Your reply should be a single number: how many lines contain the string "JSON".

» **Data entries**
⟨
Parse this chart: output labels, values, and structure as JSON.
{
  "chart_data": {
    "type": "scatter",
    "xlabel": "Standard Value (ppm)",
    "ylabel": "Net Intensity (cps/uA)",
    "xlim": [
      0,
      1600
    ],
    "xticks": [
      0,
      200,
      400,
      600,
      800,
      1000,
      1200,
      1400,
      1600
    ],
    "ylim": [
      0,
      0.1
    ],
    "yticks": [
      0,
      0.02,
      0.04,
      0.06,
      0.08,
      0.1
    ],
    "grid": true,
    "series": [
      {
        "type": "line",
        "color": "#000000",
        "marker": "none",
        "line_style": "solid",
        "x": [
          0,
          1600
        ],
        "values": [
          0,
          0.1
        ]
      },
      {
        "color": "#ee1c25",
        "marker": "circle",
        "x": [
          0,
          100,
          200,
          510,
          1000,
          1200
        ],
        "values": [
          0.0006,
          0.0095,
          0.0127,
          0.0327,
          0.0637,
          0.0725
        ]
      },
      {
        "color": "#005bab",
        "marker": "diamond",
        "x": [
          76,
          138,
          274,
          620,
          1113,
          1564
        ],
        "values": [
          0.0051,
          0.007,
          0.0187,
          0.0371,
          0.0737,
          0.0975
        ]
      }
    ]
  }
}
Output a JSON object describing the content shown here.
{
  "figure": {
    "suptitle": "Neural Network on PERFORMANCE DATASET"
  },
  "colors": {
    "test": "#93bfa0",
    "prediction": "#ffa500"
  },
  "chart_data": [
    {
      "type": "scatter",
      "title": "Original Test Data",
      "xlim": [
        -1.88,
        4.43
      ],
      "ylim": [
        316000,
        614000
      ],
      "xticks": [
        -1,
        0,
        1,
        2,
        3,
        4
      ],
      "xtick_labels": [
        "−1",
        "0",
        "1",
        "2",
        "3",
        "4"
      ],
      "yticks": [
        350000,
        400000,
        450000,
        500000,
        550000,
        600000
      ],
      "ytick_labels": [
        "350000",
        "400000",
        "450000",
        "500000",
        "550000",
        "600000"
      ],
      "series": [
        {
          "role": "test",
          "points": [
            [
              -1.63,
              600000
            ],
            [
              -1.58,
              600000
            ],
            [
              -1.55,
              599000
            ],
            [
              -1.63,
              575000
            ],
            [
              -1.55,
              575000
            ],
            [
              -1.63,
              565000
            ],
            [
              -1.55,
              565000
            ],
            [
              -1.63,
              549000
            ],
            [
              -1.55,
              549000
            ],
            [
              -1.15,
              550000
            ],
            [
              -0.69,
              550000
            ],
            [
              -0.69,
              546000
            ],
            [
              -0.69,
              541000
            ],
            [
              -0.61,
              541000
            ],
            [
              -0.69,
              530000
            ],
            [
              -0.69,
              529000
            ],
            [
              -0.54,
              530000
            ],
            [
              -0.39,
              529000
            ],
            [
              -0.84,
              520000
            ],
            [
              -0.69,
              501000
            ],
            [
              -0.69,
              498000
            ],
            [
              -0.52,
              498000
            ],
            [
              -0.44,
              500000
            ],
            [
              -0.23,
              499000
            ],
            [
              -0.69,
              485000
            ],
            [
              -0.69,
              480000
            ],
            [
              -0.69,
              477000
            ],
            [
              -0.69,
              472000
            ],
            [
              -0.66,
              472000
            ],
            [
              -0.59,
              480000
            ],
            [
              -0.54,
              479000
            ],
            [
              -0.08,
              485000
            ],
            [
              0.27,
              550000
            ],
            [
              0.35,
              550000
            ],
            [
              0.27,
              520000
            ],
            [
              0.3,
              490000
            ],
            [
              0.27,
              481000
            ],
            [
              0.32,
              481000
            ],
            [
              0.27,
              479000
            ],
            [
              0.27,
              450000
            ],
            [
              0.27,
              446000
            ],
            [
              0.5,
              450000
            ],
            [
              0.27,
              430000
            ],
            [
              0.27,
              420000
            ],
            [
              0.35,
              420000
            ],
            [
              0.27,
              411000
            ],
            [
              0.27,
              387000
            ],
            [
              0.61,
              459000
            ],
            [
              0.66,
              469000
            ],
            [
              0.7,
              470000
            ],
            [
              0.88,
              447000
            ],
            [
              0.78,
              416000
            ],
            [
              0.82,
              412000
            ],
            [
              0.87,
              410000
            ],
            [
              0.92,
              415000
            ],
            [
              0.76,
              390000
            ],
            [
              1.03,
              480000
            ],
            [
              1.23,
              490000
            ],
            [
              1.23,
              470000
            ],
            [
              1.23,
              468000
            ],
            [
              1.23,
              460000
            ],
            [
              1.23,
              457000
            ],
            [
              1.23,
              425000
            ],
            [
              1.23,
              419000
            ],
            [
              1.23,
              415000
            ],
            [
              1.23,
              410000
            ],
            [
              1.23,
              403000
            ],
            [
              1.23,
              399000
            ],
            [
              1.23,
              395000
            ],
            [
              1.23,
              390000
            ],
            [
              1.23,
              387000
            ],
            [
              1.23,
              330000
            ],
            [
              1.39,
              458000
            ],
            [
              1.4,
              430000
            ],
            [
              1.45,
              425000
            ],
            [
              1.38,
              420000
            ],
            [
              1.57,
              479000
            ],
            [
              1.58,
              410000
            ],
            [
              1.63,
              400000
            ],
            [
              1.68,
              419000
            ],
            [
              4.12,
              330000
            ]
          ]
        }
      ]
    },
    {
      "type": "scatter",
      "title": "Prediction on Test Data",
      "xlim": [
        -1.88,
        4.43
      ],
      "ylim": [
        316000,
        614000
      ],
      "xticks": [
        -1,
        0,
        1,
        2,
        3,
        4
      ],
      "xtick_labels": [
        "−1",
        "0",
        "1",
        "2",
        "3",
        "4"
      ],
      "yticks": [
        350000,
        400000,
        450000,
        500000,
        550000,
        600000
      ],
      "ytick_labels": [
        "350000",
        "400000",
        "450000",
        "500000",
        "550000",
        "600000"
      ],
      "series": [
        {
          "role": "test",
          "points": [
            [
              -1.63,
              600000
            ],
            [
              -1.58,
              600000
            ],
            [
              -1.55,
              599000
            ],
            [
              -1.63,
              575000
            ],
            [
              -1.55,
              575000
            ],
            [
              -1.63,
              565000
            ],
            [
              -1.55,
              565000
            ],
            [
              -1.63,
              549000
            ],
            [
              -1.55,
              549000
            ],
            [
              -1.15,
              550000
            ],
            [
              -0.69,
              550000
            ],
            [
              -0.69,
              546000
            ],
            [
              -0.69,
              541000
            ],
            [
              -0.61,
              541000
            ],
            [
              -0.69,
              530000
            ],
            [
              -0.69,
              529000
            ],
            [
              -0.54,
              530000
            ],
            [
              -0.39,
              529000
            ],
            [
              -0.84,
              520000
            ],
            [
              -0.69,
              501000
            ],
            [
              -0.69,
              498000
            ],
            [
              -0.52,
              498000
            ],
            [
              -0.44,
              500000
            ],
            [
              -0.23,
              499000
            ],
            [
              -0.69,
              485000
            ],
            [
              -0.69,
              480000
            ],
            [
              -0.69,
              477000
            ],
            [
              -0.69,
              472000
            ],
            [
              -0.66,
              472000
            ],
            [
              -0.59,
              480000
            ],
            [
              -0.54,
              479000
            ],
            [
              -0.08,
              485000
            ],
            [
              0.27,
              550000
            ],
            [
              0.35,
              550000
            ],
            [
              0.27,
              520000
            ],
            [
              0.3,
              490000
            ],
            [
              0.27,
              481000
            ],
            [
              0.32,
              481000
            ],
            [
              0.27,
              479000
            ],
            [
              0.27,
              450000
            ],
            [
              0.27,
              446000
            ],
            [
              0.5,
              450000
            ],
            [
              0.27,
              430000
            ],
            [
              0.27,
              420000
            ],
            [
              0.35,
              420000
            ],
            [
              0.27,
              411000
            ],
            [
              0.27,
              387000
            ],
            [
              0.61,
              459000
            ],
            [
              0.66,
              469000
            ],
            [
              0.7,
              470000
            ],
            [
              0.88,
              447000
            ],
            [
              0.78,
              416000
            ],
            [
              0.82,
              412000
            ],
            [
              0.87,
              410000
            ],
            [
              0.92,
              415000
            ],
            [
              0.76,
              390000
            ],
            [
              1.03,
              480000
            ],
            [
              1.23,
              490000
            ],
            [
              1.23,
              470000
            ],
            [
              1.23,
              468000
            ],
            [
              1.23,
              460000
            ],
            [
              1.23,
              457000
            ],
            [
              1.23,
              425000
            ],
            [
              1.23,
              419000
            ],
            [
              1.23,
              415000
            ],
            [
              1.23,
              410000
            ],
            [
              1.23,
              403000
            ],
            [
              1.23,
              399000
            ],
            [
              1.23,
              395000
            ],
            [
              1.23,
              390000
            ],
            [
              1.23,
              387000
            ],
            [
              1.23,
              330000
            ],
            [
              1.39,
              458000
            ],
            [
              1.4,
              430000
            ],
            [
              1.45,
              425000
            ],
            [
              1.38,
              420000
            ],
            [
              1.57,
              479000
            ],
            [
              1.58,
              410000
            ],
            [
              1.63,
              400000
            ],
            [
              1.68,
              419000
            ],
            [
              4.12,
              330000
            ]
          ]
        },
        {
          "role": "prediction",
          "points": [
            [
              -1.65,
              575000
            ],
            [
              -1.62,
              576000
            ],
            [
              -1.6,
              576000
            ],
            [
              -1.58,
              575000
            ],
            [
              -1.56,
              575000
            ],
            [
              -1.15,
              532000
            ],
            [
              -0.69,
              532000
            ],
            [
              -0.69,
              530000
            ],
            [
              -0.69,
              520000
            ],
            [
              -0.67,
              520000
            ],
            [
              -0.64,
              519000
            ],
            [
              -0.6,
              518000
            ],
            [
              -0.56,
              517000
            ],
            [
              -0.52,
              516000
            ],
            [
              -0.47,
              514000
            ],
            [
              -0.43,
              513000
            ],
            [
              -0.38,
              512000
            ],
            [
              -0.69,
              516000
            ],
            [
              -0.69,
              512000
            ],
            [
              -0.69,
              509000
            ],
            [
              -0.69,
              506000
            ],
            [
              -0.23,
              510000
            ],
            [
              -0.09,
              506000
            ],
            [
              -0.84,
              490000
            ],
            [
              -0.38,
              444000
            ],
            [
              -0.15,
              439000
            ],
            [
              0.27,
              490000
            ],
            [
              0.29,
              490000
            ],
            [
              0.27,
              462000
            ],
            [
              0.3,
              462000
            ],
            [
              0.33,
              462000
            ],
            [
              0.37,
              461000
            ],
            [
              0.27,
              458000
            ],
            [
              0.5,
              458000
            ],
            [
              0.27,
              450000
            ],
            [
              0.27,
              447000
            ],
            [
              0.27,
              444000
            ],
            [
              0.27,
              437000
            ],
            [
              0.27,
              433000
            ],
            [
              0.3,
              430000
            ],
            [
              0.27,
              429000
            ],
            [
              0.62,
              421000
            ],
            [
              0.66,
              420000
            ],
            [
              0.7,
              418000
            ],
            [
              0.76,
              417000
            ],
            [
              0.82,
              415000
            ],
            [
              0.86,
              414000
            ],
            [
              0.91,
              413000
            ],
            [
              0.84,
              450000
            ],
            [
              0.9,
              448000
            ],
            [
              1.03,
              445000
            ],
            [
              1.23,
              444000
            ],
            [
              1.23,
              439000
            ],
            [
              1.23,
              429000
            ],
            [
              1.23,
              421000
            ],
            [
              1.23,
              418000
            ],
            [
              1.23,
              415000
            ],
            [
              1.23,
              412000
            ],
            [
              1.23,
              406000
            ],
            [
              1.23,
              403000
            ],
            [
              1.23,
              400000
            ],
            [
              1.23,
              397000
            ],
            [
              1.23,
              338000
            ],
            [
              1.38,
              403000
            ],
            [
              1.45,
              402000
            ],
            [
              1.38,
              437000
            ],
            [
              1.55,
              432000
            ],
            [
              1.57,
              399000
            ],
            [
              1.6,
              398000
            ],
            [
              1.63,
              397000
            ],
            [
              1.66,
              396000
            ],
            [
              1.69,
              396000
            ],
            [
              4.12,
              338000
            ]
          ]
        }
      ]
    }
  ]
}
⟩
» **Solution to this exercise**
2